From the listing below, pull each line that includes "bags".

::::::::

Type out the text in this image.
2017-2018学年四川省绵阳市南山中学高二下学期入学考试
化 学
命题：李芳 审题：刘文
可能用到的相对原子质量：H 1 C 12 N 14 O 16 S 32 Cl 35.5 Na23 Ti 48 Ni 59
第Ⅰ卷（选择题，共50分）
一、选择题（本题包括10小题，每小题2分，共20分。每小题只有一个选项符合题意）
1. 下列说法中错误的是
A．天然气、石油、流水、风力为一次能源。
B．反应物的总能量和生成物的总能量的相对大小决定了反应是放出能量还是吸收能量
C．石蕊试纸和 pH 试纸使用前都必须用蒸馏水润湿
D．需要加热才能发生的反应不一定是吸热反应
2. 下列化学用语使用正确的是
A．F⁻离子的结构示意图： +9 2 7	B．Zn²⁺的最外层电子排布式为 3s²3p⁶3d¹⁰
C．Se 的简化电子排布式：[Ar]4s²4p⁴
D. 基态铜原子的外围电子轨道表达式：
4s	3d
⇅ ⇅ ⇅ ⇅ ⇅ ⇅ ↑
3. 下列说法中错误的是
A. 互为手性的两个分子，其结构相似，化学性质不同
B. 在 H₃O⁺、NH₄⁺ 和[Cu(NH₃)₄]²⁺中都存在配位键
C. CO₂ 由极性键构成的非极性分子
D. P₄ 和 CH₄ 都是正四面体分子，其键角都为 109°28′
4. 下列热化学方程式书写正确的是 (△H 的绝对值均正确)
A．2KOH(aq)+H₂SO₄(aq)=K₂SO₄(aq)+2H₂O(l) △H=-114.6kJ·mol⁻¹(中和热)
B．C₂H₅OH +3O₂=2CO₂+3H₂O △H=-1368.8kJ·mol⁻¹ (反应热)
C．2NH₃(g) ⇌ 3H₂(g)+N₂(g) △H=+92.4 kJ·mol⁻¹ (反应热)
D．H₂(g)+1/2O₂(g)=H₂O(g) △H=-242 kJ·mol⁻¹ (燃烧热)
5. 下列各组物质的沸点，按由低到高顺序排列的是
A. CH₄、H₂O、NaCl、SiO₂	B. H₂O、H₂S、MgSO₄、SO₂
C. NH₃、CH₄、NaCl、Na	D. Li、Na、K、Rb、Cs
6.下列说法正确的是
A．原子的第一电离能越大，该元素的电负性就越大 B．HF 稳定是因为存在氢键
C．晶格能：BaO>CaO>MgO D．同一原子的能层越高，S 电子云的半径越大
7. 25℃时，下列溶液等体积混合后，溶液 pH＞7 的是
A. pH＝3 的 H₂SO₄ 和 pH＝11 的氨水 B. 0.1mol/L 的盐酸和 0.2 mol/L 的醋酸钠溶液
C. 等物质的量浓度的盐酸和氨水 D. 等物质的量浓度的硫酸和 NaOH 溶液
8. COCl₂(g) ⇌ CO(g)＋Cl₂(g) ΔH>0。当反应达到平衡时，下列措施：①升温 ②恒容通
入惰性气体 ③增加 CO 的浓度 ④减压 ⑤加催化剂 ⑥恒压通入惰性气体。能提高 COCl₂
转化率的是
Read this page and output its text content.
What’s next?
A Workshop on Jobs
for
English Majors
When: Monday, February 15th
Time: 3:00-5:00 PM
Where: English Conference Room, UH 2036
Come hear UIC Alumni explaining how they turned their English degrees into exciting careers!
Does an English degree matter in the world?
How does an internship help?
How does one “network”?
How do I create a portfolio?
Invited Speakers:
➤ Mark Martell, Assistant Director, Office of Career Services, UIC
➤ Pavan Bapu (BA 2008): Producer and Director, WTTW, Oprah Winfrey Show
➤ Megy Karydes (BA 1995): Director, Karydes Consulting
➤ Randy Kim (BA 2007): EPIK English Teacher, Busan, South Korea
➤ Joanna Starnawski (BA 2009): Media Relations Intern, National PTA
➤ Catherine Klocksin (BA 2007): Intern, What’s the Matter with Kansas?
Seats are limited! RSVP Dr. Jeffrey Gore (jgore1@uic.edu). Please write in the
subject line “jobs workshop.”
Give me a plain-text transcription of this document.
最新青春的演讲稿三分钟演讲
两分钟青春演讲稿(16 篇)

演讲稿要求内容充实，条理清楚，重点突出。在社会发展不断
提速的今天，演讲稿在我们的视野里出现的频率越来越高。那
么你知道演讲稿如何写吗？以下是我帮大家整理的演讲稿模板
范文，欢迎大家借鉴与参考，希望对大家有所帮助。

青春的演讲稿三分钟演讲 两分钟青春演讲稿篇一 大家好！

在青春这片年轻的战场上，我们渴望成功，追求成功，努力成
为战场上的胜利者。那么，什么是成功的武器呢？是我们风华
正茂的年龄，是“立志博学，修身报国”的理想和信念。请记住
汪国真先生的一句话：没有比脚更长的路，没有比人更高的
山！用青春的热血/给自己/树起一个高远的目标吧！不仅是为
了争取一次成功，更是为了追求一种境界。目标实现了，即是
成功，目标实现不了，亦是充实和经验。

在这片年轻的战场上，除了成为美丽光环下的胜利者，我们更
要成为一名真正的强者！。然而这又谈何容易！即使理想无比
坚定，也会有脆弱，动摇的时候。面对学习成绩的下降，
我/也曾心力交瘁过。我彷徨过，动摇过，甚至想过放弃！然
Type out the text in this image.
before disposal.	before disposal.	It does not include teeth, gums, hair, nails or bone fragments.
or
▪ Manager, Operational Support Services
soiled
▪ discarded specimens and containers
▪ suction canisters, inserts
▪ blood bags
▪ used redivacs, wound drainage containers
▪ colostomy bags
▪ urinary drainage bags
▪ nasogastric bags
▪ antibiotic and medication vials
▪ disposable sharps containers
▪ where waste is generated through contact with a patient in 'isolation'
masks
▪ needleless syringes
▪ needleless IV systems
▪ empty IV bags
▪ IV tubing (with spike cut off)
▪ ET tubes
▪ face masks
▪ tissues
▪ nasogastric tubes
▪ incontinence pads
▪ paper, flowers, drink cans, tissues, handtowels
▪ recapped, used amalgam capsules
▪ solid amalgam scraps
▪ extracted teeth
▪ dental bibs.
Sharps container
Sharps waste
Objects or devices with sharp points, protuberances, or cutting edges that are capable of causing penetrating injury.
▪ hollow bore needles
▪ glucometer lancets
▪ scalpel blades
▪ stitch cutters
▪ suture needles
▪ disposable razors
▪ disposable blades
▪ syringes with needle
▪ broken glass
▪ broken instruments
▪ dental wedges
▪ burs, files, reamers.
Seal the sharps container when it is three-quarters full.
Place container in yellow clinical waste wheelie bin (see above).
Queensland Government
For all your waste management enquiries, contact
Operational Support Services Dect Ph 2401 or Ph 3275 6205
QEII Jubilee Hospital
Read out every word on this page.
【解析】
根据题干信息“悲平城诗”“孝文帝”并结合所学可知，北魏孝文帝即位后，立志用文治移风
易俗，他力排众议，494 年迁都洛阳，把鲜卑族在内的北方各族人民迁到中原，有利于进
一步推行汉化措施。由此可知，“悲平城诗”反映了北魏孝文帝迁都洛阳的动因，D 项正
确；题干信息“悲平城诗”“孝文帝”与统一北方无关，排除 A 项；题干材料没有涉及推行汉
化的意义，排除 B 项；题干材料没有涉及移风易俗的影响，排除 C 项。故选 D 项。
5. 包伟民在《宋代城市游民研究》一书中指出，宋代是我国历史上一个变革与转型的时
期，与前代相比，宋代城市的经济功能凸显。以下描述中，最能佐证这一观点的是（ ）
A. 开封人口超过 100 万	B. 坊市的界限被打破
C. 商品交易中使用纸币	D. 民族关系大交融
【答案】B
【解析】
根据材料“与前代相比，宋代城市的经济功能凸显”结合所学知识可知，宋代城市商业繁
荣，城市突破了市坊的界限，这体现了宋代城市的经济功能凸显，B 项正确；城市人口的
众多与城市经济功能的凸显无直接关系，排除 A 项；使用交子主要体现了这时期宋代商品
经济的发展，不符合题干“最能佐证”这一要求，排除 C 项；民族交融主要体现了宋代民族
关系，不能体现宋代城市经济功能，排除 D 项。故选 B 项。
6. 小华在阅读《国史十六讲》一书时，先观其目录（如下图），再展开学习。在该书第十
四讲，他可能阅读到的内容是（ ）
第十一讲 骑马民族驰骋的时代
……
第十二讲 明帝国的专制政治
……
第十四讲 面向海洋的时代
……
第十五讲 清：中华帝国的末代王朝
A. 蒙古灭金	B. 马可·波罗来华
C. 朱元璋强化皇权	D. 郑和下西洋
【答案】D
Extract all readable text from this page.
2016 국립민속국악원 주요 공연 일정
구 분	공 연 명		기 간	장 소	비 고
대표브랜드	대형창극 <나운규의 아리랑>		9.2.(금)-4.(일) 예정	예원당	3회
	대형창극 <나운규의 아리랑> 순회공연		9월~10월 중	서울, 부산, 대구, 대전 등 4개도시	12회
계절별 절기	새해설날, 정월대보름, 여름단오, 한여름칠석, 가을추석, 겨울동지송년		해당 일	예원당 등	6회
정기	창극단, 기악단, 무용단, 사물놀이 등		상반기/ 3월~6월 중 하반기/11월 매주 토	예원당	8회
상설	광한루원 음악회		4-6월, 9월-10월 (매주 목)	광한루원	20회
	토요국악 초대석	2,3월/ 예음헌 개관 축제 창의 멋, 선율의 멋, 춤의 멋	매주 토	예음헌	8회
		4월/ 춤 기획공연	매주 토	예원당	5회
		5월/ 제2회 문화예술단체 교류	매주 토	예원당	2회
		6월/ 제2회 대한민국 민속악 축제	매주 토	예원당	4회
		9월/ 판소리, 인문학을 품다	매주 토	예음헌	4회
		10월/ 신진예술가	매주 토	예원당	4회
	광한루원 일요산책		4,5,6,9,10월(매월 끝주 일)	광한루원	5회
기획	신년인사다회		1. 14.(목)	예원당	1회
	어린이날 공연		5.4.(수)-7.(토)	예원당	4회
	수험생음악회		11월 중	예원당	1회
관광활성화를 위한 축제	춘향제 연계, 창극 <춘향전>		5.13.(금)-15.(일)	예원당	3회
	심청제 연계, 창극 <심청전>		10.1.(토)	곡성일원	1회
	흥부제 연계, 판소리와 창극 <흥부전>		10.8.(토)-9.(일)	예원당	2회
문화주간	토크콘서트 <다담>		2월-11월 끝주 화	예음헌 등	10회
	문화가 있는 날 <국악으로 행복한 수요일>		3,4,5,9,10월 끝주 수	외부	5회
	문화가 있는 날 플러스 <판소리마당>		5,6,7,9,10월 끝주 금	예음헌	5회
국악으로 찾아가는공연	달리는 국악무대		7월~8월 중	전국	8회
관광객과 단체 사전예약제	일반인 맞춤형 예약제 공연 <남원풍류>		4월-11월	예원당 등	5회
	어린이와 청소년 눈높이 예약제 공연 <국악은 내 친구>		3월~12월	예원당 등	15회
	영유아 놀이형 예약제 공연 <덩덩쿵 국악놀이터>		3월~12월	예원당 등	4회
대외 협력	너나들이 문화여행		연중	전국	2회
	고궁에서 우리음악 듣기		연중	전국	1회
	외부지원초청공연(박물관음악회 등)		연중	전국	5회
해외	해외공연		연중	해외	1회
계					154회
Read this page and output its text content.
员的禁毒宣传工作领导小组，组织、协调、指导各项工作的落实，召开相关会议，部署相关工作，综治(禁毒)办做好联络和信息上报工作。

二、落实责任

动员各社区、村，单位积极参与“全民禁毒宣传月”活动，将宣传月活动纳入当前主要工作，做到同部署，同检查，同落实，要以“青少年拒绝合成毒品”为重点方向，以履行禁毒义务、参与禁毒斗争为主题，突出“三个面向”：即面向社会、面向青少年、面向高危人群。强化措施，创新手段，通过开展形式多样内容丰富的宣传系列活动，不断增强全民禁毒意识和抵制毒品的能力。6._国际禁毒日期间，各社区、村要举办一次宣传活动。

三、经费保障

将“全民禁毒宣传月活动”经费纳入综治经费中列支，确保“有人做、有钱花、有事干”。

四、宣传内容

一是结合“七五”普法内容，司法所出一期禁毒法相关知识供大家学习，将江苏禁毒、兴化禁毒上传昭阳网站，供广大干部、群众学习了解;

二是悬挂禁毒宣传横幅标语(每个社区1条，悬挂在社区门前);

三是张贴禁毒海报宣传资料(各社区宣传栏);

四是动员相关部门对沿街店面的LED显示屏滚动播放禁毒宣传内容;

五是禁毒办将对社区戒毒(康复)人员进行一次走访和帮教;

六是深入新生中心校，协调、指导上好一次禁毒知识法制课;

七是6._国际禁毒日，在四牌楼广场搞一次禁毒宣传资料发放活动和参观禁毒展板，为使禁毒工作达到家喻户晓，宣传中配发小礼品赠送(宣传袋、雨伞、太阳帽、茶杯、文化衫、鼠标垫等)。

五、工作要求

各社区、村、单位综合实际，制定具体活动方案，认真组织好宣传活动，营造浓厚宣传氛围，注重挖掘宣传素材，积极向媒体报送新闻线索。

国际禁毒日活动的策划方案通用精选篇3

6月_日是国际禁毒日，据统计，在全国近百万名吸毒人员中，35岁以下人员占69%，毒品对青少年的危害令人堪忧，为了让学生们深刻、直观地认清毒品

::::::::

### Exercise response
▪ blood bags
▪ colostomy bags
▪ urinary drainage bags
▪ nasogastric bags
▪ empty IV bags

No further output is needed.